Reproduce the records exactly.

■ ■ ■

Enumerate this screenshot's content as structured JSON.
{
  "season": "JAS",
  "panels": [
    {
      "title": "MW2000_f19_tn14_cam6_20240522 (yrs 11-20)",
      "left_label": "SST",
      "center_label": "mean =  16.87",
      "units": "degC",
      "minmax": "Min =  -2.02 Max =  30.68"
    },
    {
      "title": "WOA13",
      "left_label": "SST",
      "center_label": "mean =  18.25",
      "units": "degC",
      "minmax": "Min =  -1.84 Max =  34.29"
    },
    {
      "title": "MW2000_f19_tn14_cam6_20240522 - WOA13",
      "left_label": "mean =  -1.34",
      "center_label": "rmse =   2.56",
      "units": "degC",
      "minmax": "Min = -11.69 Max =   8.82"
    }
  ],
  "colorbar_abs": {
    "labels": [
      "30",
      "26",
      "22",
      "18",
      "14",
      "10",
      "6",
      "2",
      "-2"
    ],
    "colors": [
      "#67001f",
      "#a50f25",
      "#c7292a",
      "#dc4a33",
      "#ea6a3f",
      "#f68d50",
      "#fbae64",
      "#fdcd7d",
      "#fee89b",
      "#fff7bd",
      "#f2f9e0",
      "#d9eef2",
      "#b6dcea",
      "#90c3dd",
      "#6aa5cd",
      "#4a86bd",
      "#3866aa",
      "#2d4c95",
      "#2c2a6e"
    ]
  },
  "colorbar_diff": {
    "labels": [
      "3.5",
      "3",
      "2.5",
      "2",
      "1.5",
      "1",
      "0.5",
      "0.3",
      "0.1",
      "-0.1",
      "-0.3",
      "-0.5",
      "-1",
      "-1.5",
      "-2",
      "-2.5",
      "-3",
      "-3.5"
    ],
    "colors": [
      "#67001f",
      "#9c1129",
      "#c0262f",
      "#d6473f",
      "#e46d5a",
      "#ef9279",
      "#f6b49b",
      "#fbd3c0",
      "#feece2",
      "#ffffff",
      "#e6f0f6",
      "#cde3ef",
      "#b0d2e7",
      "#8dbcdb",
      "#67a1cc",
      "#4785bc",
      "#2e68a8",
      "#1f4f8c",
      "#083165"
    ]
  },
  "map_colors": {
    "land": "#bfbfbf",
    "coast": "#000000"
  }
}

■ ■ ■

- **Written response**
Enumerate this screenshot's content as structured JSON.
{
  "season": "JAS",
  "panels": [
    {
      "title": "MW2000_f19_tn14_cam6_20240522 (yrs 11-20)",
      "left_label": "SST",
      "center_label": "mean =  16.87",
      "units": "degC",
      "minmax": "Min =  -2.02 Max =  30.68"
    },
    {
      "title": "WOA13",
      "left_label": "SST",
      "center_label": "mean =  18.25",
      "units": "degC",
      "minmax": "Min =  -1.84 Max =  34.29"
    },
    {
      "title": "MW2000_f19_tn14_cam6_20240522 - WOA13",
      "left_label": "mean =  -1.34",
      "center_label": "rmse =   2.56",
      "units": "degC",
      "minmax": "Min = -11.69 Max =   8.82"
    }
  ],
  "colorbar_abs": {
    "labels": [
      "30",
      "26",
      "22",
      "18",
      "14",
      "10",
      "6",
      "2",
      "-2"
    ],
    "colors": [
      "#67001f",
      "#a50f25",
      "#c7292a",
      "#dc4a33",
      "#ea6a3f",
      "#f68d50",
      "#fbae64",
      "#fdcd7d",
      "#fee89b",
      "#fff7bd",
      "#f2f9e0",
      "#d9eef2",
      "#b6dcea",
      "#90c3dd",
      "#6aa5cd",
      "#4a86bd",
      "#3866aa",
      "#2d4c95",
      "#2c2a6e"
    ]
  },
  "colorbar_diff": {
    "labels": [
      "3.5",
      "3",
      "2.5",
      "2",
      "1.5",
      "1",
      "0.5",
      "0.3",
      "0.1",
      "-0.1",
      "-0.3",
      "-0.5",
      "-1",
      "-1.5",
      "-2",
      "-2.5",
      "-3",
      "-3.5"
    ],
    "colors": [
      "#67001f",
      "#9c1129",
      "#c0262f",
      "#d6473f",
      "#e46d5a",
      "#ef9279",
      "#f6b49b",
      "#fbd3c0",
      "#feece2",
      "#ffffff",
      "#e6f0f6",
      "#cde3ef",
      "#b0d2e7",
      "#8dbcdb",
      "#67a1cc",
      "#4785bc",
      "#2e68a8",
      "#1f4f8c",
      "#083165"
    ]
  },
  "map_colors": {
    "land": "#bfbfbf",
    "coast": "#000000"
  }
}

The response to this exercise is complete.